→ **REQUIREMENT**:
All records should be reproduced verbatim.

→ **RECORD LIST**:
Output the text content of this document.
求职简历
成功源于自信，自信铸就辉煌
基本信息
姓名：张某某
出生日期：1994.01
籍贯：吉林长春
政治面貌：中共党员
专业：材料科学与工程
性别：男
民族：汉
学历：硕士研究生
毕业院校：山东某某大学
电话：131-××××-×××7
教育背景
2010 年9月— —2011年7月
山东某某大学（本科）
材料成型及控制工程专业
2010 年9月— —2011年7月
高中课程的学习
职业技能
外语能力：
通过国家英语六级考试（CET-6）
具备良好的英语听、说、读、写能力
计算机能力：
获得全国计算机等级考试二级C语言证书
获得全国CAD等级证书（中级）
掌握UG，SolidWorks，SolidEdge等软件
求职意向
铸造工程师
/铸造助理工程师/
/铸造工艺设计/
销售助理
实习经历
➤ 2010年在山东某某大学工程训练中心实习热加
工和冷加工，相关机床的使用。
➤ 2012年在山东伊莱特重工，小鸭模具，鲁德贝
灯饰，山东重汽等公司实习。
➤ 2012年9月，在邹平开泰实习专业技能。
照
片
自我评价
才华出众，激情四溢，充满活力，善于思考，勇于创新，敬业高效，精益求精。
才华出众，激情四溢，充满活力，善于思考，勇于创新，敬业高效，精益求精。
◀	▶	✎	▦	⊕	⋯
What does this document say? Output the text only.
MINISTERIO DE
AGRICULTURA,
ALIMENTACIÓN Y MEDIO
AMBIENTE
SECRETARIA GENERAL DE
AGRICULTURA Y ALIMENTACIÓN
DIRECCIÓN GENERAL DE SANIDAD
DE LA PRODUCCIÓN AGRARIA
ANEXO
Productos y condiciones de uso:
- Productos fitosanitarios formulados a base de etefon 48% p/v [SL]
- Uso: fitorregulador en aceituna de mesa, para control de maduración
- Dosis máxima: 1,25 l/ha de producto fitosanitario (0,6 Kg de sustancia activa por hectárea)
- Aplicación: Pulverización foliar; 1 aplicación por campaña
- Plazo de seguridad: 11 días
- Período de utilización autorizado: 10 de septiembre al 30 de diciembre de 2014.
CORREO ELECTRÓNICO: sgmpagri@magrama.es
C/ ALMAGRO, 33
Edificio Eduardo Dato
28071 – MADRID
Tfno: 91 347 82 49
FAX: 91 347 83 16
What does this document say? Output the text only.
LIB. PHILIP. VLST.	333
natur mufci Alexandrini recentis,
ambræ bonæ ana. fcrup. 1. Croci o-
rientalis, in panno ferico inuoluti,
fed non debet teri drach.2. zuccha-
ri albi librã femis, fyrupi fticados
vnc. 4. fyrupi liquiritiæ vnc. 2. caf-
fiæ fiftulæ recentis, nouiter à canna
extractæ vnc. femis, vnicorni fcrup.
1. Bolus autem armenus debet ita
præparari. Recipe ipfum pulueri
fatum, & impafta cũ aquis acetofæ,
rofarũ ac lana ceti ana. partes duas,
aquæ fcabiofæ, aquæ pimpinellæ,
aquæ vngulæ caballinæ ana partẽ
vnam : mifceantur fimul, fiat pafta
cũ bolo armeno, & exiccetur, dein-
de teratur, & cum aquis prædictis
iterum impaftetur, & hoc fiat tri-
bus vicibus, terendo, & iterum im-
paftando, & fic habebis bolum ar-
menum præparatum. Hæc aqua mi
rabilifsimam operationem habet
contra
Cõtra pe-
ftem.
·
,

→ **RESULT OF THIS TASK**:
Output the text content of this document.
求职简历
成功源于自信，自信铸就辉煌
基本信息
姓名：张某某
出生日期：1994.01
籍贯：吉林长春
政治面貌：中共党员
专业：材料科学与工程
性别：男
民族：汉
学历：硕士研究生
毕业院校：山东某某大学
电话：131-××××-×××7
教育背景
2010 年9月— —2011年7月
山东某某大学（本科）
材料成型及控制工程专业
2010 年9月— —2011年7月
高中课程的学习
职业技能
外语能力：
通过国家英语六级考试（CET-6）
具备良好的英语听、说、读、写能力
计算机能力：
获得全国计算机等级考试二级C语言证书
获得全国CAD等级证书（中级）
掌握UG，SolidWorks，SolidEdge等软件
求职意向
铸造工程师
/铸造助理工程师/
/铸造工艺设计/
销售助理
实习经历
➤ 2010年在山东某某大学工程训练中心实习热加
工和冷加工，相关机床的使用。
➤ 2012年在山东伊莱特重工，小鸭模具，鲁德贝
灯饰，山东重汽等公司实习。
➤ 2012年9月，在邹平开泰实习专业技能。
照
片
自我评价
才华出众，激情四溢，充满活力，善于思考，勇于创新，敬业高效，精益求精。
才华出众，激情四溢，充满活力，善于思考，勇于创新，敬业高效，精益求精。
◀	▶	✎	▦	⊕	⋯
What does this document say? Output the text only.
MINISTERIO DE
AGRICULTURA,
ALIMENTACIÓN Y MEDIO
AMBIENTE
SECRETARIA GENERAL DE
AGRICULTURA Y ALIMENTACIÓN
DIRECCIÓN GENERAL DE SANIDAD
DE LA PRODUCCIÓN AGRARIA
ANEXO
Productos y condiciones de uso:
- Productos fitosanitarios formulados a base de etefon 48% p/v [SL]
- Uso: fitorregulador en aceituna de mesa, para control de maduración
- Dosis máxima: 1,25 l/ha de producto fitosanitario (0,6 Kg de sustancia activa por hectárea)
- Aplicación: Pulverización foliar; 1 aplicación por campaña
- Plazo de seguridad: 11 días
- Período de utilización autorizado: 10 de septiembre al 30 de diciembre de 2014.
CORREO ELECTRÓNICO: sgmpagri@magrama.es
C/ ALMAGRO, 33
Edificio Eduardo Dato
28071 – MADRID
Tfno: 91 347 82 49
FAX: 91 347 83 16
What does this document say? Output the text only.
LIB. PHILIP. VLST.	333
natur mufci Alexandrini recentis,
ambræ bonæ ana. fcrup. 1. Croci o-
rientalis, in panno ferico inuoluti,
fed non debet teri drach.2. zuccha-
ri albi librã femis, fyrupi fticados
vnc. 4. fyrupi liquiritiæ vnc. 2. caf-
fiæ fiftulæ recentis, nouiter à canna
extractæ vnc. femis, vnicorni fcrup.
1. Bolus autem armenus debet ita
præparari. Recipe ipfum pulueri
fatum, & impafta cũ aquis acetofæ,
rofarũ ac lana ceti ana. partes duas,
aquæ fcabiofæ, aquæ pimpinellæ,
aquæ vngulæ caballinæ ana partẽ
vnam : mifceantur fimul, fiat pafta
cũ bolo armeno, & exiccetur, dein-
de teratur, & cum aquis prædictis
iterum impaftetur, & hoc fiat tri-
bus vicibus, terendo, & iterum im-
paftando, & fic habebis bolum ar-
menum præparatum. Hæc aqua mi
rabilifsimam operationem habet
contra
Cõtra pe-
ftem.
·
,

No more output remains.